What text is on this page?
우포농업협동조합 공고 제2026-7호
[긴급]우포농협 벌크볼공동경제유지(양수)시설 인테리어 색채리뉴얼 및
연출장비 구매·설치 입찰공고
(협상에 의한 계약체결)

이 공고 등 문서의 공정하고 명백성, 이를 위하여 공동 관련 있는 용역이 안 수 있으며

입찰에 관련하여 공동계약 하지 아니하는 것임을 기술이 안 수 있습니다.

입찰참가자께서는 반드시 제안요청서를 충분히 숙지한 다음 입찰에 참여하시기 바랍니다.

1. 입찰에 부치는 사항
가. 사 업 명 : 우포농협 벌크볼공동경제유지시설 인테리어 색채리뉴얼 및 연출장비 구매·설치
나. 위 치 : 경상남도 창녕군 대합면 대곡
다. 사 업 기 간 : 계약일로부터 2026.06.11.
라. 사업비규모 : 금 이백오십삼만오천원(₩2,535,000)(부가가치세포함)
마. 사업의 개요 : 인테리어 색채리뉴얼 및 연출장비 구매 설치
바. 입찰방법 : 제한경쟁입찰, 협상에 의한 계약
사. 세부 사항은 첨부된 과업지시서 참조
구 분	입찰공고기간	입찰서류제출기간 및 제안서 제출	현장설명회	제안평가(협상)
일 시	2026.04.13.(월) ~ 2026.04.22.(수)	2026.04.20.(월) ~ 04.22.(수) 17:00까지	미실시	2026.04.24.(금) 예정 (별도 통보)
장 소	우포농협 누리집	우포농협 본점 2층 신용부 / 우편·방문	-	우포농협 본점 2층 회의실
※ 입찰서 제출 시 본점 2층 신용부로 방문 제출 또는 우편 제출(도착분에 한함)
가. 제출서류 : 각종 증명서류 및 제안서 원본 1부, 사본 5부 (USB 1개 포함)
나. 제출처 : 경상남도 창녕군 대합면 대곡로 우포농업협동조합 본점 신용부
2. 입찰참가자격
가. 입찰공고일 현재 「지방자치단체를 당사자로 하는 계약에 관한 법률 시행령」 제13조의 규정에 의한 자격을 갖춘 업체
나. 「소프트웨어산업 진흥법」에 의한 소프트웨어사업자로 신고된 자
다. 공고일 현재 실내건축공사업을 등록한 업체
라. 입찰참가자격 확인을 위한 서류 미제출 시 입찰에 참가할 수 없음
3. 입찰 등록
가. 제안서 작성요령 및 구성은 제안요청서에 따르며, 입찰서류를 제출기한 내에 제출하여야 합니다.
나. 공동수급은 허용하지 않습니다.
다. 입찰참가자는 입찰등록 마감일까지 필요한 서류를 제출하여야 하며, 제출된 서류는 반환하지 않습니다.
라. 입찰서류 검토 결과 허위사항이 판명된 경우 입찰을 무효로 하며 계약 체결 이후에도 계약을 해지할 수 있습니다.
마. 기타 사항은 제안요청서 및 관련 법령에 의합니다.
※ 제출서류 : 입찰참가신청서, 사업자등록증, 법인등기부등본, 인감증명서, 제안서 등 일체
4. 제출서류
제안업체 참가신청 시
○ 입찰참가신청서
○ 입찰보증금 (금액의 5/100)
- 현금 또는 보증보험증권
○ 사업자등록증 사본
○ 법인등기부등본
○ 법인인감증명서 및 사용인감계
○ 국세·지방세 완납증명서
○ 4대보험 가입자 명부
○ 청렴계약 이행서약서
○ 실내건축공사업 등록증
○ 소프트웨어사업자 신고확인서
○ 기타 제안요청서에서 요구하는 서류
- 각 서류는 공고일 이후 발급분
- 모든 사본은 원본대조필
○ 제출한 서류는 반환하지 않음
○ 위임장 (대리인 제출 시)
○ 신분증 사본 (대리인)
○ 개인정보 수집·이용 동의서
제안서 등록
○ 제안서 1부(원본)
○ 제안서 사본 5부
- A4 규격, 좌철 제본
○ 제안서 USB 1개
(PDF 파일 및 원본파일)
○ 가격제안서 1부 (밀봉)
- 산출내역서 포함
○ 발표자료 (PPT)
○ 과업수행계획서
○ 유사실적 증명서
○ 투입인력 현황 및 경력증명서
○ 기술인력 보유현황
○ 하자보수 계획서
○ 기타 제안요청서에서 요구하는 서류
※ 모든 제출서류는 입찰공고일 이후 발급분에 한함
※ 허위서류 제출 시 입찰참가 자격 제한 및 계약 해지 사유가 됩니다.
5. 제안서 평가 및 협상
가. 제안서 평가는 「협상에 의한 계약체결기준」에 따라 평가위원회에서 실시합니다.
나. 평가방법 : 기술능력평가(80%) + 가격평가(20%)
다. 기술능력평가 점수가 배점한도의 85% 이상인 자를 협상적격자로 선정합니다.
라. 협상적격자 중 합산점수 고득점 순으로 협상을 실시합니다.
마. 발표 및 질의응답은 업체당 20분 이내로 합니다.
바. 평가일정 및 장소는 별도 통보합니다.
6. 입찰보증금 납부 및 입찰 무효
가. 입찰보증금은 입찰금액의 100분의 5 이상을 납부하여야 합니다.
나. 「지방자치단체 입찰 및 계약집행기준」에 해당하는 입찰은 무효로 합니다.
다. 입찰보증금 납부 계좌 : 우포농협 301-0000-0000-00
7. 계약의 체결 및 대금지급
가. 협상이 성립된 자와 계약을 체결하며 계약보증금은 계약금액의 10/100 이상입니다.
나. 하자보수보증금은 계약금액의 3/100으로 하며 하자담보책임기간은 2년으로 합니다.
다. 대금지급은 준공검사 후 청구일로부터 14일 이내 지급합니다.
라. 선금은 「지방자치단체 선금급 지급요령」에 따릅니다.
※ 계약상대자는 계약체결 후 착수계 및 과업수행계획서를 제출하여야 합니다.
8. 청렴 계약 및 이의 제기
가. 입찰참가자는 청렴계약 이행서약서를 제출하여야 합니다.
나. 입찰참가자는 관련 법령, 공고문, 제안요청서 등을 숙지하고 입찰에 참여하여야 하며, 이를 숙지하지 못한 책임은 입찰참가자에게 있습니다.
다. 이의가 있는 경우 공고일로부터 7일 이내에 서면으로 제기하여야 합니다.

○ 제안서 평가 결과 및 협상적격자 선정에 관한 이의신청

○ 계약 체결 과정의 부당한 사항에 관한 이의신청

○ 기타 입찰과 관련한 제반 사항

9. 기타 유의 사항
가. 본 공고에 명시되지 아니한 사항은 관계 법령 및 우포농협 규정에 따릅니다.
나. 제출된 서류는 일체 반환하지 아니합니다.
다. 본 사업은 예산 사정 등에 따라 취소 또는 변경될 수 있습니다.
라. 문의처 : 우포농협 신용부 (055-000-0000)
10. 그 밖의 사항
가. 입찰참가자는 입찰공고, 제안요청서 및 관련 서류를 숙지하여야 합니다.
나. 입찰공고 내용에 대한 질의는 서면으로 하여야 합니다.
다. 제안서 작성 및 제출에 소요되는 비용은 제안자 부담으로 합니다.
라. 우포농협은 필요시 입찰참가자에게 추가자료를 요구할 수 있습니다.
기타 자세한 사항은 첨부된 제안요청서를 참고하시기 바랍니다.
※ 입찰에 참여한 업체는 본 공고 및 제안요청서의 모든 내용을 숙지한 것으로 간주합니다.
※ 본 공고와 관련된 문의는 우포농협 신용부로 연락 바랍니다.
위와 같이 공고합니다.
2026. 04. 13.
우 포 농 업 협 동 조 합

### WORK TO COMPLETE
Copy in full each line that holds the word "입찰참가자는".

### FULL SOLUTION
다. 입찰참가자는 입찰등록 마감일까지 필요한 서류를 제출하여야 하며, 제출된 서류는 반환하지 않습니다.
가. 입찰참가자는 청렴계약 이행서약서를 제출하여야 합니다.
나. 입찰참가자는 관련 법령, 공고문, 제안요청서 등을 숙지하고 입찰에 참여하여야 하며, 이를 숙지하지 못한 책임은 입찰참가자에게 있습니다.
가. 입찰참가자는 입찰공고, 제안요청서 및 관련 서류를 숙지하여야 합니다.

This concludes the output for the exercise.